* EXCERPTED RECORDS
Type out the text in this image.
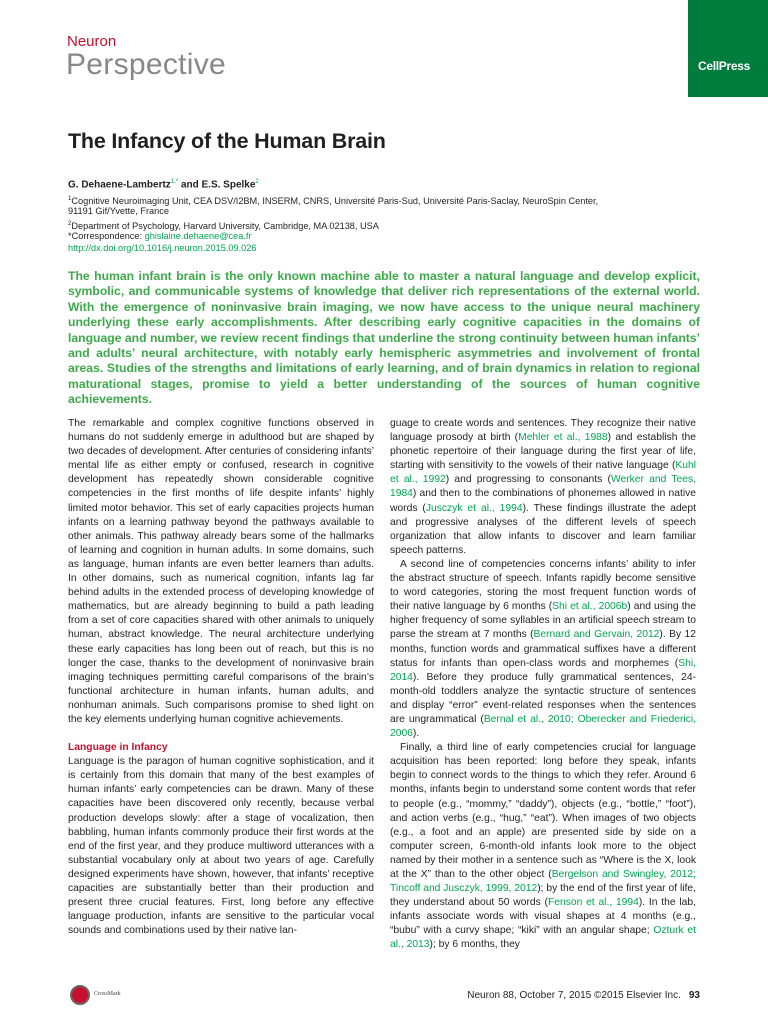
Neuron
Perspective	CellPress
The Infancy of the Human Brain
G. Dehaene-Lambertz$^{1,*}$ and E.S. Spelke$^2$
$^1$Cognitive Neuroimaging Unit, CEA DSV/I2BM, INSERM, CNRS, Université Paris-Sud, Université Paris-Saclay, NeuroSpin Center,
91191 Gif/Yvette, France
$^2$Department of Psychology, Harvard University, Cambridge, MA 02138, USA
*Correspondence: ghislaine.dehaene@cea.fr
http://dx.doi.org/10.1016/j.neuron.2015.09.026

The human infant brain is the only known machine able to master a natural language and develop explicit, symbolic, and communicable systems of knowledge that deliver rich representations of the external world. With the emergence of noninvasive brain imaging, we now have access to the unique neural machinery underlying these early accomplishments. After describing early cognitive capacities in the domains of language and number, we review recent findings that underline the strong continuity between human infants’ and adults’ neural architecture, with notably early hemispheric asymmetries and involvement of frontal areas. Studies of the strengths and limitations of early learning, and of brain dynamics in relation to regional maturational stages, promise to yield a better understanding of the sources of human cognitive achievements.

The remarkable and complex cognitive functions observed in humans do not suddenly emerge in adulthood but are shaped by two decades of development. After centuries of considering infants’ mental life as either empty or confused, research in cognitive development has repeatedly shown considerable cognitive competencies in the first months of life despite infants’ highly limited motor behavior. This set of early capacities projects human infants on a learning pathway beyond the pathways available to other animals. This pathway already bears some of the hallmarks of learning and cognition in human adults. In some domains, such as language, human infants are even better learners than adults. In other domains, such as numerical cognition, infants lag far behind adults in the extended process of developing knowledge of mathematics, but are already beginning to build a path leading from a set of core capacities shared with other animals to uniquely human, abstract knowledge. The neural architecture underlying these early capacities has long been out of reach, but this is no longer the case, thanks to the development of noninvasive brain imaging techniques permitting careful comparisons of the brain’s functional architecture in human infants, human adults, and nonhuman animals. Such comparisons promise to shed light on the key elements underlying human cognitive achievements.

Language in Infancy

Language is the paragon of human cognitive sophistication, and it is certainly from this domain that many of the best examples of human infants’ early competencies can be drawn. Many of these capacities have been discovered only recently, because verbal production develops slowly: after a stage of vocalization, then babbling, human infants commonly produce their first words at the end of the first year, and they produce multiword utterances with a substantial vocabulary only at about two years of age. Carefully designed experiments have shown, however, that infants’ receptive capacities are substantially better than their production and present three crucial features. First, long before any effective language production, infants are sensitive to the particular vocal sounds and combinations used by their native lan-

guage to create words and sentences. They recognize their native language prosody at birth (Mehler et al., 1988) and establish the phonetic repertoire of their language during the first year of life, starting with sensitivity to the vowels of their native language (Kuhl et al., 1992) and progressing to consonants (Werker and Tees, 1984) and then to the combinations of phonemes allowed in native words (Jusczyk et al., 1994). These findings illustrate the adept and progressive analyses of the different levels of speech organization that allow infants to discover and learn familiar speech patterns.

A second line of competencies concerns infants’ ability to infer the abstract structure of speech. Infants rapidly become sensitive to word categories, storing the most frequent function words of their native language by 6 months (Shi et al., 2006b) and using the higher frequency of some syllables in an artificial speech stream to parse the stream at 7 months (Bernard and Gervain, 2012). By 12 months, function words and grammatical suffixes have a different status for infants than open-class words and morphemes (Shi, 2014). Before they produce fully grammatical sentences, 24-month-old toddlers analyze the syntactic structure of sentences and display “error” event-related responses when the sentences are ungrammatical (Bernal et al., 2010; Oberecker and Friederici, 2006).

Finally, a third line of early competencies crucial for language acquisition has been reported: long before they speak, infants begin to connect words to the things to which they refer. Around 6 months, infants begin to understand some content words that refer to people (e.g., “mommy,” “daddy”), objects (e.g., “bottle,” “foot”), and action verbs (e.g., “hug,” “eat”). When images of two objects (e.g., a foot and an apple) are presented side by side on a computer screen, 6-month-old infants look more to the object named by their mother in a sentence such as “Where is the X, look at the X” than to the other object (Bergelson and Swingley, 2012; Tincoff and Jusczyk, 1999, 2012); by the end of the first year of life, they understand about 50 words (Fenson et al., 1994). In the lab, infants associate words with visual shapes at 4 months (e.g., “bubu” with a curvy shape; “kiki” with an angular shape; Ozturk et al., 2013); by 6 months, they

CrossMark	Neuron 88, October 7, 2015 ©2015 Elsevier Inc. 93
...
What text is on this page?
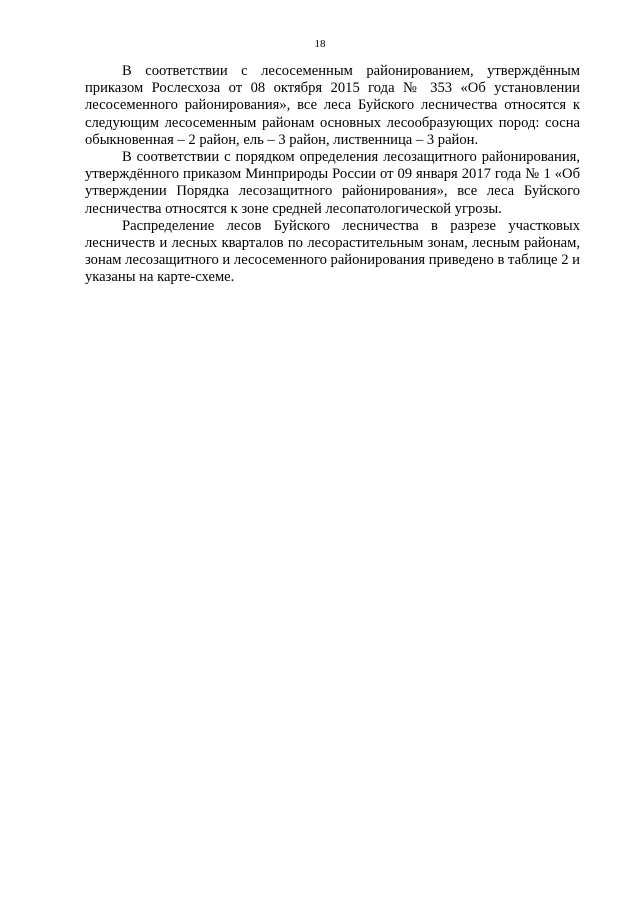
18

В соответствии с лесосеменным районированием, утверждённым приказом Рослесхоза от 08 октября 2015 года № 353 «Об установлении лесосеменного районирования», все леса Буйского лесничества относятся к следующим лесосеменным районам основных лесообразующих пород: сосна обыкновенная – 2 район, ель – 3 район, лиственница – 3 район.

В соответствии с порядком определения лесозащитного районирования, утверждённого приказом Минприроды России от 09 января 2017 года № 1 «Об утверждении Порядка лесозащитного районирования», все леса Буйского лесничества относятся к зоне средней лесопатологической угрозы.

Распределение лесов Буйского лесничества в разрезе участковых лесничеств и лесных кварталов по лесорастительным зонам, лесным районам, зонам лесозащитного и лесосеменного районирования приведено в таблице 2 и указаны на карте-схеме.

* EXERCISE PROMPT
For the listing above, identify each line bearing "районам".

* EXERCISE OUTPUT
В соответствии с лесосеменным районированием, утверждённым приказом Рослесхоза от 08 октября 2015 года № 353 «Об установлении лесосеменного районирования», все леса Буйского лесничества относятся к следующим лесосеменным районам основных лесообразующих пород: сосна обыкновенная – 2 район, ель – 3 район, лиственница – 3 район.
Распределение лесов Буйского лесничества в разрезе участковых лесничеств и лесных кварталов по лесорастительным зонам, лесным районам, зонам лесозащитного и лесосеменного районирования приведено в таблице 2 и указаны на карте-схеме.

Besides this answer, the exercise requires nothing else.